[Stored items]
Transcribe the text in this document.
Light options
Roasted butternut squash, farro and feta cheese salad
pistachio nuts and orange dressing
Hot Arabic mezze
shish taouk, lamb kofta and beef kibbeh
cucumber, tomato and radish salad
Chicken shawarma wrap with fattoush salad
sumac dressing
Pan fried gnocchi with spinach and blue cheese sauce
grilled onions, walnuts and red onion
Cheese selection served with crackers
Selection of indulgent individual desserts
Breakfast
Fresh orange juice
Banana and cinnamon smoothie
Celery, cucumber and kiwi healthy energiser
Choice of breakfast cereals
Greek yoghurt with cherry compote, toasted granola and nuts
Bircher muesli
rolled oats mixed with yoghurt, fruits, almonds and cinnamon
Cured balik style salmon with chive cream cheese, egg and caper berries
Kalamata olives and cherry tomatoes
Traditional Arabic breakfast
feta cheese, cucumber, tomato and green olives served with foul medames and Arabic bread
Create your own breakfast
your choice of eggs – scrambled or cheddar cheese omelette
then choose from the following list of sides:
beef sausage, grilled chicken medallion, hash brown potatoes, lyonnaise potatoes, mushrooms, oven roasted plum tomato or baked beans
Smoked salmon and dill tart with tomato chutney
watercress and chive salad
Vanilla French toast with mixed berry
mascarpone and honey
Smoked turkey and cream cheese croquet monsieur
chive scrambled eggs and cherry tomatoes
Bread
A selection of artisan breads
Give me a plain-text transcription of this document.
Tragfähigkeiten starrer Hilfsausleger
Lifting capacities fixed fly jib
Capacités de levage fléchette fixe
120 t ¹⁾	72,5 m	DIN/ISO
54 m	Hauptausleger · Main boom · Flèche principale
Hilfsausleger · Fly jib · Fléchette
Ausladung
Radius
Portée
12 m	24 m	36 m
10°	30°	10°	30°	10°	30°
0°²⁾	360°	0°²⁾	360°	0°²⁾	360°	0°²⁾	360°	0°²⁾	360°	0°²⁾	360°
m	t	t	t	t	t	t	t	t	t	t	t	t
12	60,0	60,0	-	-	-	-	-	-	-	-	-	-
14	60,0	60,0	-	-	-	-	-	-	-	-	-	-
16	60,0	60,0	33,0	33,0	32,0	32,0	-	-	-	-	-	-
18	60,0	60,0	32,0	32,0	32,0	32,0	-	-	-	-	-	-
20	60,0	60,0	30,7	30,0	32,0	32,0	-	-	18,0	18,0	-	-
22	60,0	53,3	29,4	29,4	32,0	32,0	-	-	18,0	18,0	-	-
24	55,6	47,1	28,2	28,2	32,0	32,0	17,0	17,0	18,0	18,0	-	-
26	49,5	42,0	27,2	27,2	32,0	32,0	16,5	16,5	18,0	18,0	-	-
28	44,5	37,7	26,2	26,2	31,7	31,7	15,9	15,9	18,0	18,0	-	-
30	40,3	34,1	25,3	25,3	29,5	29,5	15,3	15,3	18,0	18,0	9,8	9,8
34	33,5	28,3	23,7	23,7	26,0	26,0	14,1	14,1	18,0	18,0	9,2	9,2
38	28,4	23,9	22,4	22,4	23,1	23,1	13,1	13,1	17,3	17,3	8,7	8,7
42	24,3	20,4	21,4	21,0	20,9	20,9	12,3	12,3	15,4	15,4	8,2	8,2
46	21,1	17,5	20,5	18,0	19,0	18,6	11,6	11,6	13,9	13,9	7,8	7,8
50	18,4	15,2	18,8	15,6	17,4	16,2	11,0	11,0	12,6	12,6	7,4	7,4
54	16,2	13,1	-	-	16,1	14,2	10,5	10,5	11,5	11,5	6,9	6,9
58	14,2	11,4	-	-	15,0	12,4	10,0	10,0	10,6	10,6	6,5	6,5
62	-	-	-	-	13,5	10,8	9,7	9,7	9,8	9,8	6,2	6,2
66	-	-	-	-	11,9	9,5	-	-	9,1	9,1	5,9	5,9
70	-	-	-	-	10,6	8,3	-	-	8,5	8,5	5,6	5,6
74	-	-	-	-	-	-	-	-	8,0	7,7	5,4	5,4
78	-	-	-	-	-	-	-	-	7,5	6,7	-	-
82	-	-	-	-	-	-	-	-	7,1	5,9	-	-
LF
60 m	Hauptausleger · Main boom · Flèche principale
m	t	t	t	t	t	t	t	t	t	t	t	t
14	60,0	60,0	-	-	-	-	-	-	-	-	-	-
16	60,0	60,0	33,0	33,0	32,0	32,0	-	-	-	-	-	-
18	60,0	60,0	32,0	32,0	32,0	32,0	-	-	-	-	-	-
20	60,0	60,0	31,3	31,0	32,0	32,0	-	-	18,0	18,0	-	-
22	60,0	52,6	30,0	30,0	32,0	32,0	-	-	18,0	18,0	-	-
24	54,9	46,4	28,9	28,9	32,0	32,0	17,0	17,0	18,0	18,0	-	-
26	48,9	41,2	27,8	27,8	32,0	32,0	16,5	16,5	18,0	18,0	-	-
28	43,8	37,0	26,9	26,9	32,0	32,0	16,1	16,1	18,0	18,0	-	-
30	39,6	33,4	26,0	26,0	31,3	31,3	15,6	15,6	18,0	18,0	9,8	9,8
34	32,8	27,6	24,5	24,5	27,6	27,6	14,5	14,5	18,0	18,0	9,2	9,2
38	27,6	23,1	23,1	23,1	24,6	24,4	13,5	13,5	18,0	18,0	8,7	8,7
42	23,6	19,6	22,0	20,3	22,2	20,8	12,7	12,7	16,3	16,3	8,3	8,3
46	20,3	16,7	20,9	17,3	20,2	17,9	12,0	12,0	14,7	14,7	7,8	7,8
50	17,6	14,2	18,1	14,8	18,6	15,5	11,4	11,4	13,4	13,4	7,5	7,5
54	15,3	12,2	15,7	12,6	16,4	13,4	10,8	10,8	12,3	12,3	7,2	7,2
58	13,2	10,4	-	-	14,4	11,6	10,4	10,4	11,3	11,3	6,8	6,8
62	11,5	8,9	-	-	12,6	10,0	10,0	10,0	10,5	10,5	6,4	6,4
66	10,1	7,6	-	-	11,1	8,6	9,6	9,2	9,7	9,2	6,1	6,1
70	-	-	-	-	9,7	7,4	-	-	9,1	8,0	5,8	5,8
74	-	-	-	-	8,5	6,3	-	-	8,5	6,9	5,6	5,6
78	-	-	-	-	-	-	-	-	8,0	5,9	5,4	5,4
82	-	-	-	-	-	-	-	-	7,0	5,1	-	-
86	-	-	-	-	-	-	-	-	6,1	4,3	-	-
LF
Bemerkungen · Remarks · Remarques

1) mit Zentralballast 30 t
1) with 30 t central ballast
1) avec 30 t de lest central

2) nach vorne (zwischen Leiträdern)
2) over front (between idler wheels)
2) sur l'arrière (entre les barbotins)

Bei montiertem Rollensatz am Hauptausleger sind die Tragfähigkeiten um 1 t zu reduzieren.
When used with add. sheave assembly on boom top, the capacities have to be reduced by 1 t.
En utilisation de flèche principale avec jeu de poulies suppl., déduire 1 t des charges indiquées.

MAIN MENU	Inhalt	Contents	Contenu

Objective: Reproduce all the records precisely.

Exercise result:
Transcribe the text in this document.
Light options
Roasted butternut squash, farro and feta cheese salad
pistachio nuts and orange dressing
Hot Arabic mezze
shish taouk, lamb kofta and beef kibbeh
cucumber, tomato and radish salad
Chicken shawarma wrap with fattoush salad
sumac dressing
Pan fried gnocchi with spinach and blue cheese sauce
grilled onions, walnuts and red onion
Cheese selection served with crackers
Selection of indulgent individual desserts
Breakfast
Fresh orange juice
Banana and cinnamon smoothie
Celery, cucumber and kiwi healthy energiser
Choice of breakfast cereals
Greek yoghurt with cherry compote, toasted granola and nuts
Bircher muesli
rolled oats mixed with yoghurt, fruits, almonds and cinnamon
Cured balik style salmon with chive cream cheese, egg and caper berries
Kalamata olives and cherry tomatoes
Traditional Arabic breakfast
feta cheese, cucumber, tomato and green olives served with foul medames and Arabic bread
Create your own breakfast
your choice of eggs – scrambled or cheddar cheese omelette
then choose from the following list of sides:
beef sausage, grilled chicken medallion, hash brown potatoes, lyonnaise potatoes, mushrooms, oven roasted plum tomato or baked beans
Smoked salmon and dill tart with tomato chutney
watercress and chive salad
Vanilla French toast with mixed berry
mascarpone and honey
Smoked turkey and cream cheese croquet monsieur
chive scrambled eggs and cherry tomatoes
Bread
A selection of artisan breads
Give me a plain-text transcription of this document.
Tragfähigkeiten starrer Hilfsausleger
Lifting capacities fixed fly jib
Capacités de levage fléchette fixe
120 t ¹⁾	72,5 m	DIN/ISO
54 m	Hauptausleger · Main boom · Flèche principale
Hilfsausleger · Fly jib · Fléchette
Ausladung
Radius
Portée
12 m	24 m	36 m
10°	30°	10°	30°	10°	30°
0°²⁾	360°	0°²⁾	360°	0°²⁾	360°	0°²⁾	360°	0°²⁾	360°	0°²⁾	360°
m	t	t	t	t	t	t	t	t	t	t	t	t
12	60,0	60,0	-	-	-	-	-	-	-	-	-	-
14	60,0	60,0	-	-	-	-	-	-	-	-	-	-
16	60,0	60,0	33,0	33,0	32,0	32,0	-	-	-	-	-	-
18	60,0	60,0	32,0	32,0	32,0	32,0	-	-	-	-	-	-
20	60,0	60,0	30,7	30,0	32,0	32,0	-	-	18,0	18,0	-	-
22	60,0	53,3	29,4	29,4	32,0	32,0	-	-	18,0	18,0	-	-
24	55,6	47,1	28,2	28,2	32,0	32,0	17,0	17,0	18,0	18,0	-	-
26	49,5	42,0	27,2	27,2	32,0	32,0	16,5	16,5	18,0	18,0	-	-
28	44,5	37,7	26,2	26,2	31,7	31,7	15,9	15,9	18,0	18,0	-	-
30	40,3	34,1	25,3	25,3	29,5	29,5	15,3	15,3	18,0	18,0	9,8	9,8
34	33,5	28,3	23,7	23,7	26,0	26,0	14,1	14,1	18,0	18,0	9,2	9,2
38	28,4	23,9	22,4	22,4	23,1	23,1	13,1	13,1	17,3	17,3	8,7	8,7
42	24,3	20,4	21,4	21,0	20,9	20,9	12,3	12,3	15,4	15,4	8,2	8,2
46	21,1	17,5	20,5	18,0	19,0	18,6	11,6	11,6	13,9	13,9	7,8	7,8
50	18,4	15,2	18,8	15,6	17,4	16,2	11,0	11,0	12,6	12,6	7,4	7,4
54	16,2	13,1	-	-	16,1	14,2	10,5	10,5	11,5	11,5	6,9	6,9
58	14,2	11,4	-	-	15,0	12,4	10,0	10,0	10,6	10,6	6,5	6,5
62	-	-	-	-	13,5	10,8	9,7	9,7	9,8	9,8	6,2	6,2
66	-	-	-	-	11,9	9,5	-	-	9,1	9,1	5,9	5,9
70	-	-	-	-	10,6	8,3	-	-	8,5	8,5	5,6	5,6
74	-	-	-	-	-	-	-	-	8,0	7,7	5,4	5,4
78	-	-	-	-	-	-	-	-	7,5	6,7	-	-
82	-	-	-	-	-	-	-	-	7,1	5,9	-	-
LF
60 m	Hauptausleger · Main boom · Flèche principale
m	t	t	t	t	t	t	t	t	t	t	t	t
14	60,0	60,0	-	-	-	-	-	-	-	-	-	-
16	60,0	60,0	33,0	33,0	32,0	32,0	-	-	-	-	-	-
18	60,0	60,0	32,0	32,0	32,0	32,0	-	-	-	-	-	-
20	60,0	60,0	31,3	31,0	32,0	32,0	-	-	18,0	18,0	-	-
22	60,0	52,6	30,0	30,0	32,0	32,0	-	-	18,0	18,0	-	-
24	54,9	46,4	28,9	28,9	32,0	32,0	17,0	17,0	18,0	18,0	-	-
26	48,9	41,2	27,8	27,8	32,0	32,0	16,5	16,5	18,0	18,0	-	-
28	43,8	37,0	26,9	26,9	32,0	32,0	16,1	16,1	18,0	18,0	-	-
30	39,6	33,4	26,0	26,0	31,3	31,3	15,6	15,6	18,0	18,0	9,8	9,8
34	32,8	27,6	24,5	24,5	27,6	27,6	14,5	14,5	18,0	18,0	9,2	9,2
38	27,6	23,1	23,1	23,1	24,6	24,4	13,5	13,5	18,0	18,0	8,7	8,7
42	23,6	19,6	22,0	20,3	22,2	20,8	12,7	12,7	16,3	16,3	8,3	8,3
46	20,3	16,7	20,9	17,3	20,2	17,9	12,0	12,0	14,7	14,7	7,8	7,8
50	17,6	14,2	18,1	14,8	18,6	15,5	11,4	11,4	13,4	13,4	7,5	7,5
54	15,3	12,2	15,7	12,6	16,4	13,4	10,8	10,8	12,3	12,3	7,2	7,2
58	13,2	10,4	-	-	14,4	11,6	10,4	10,4	11,3	11,3	6,8	6,8
62	11,5	8,9	-	-	12,6	10,0	10,0	10,0	10,5	10,5	6,4	6,4
66	10,1	7,6	-	-	11,1	8,6	9,6	9,2	9,7	9,2	6,1	6,1
70	-	-	-	-	9,7	7,4	-	-	9,1	8,0	5,8	5,8
74	-	-	-	-	8,5	6,3	-	-	8,5	6,9	5,6	5,6
78	-	-	-	-	-	-	-	-	8,0	5,9	5,4	5,4
82	-	-	-	-	-	-	-	-	7,0	5,1	-	-
86	-	-	-	-	-	-	-	-	6,1	4,3	-	-
LF
Bemerkungen · Remarks · Remarques

1) mit Zentralballast 30 t
1) with 30 t central ballast
1) avec 30 t de lest central

2) nach vorne (zwischen Leiträdern)
2) over front (between idler wheels)
2) sur l'arrière (entre les barbotins)

Bei montiertem Rollensatz am Hauptausleger sind die Tragfähigkeiten um 1 t zu reduzieren.
When used with add. sheave assembly on boom top, the capacities have to be reduced by 1 t.
En utilisation de flèche principale avec jeu de poulies suppl., déduire 1 t des charges indiquées.

MAIN MENU	Inhalt	Contents	Contenu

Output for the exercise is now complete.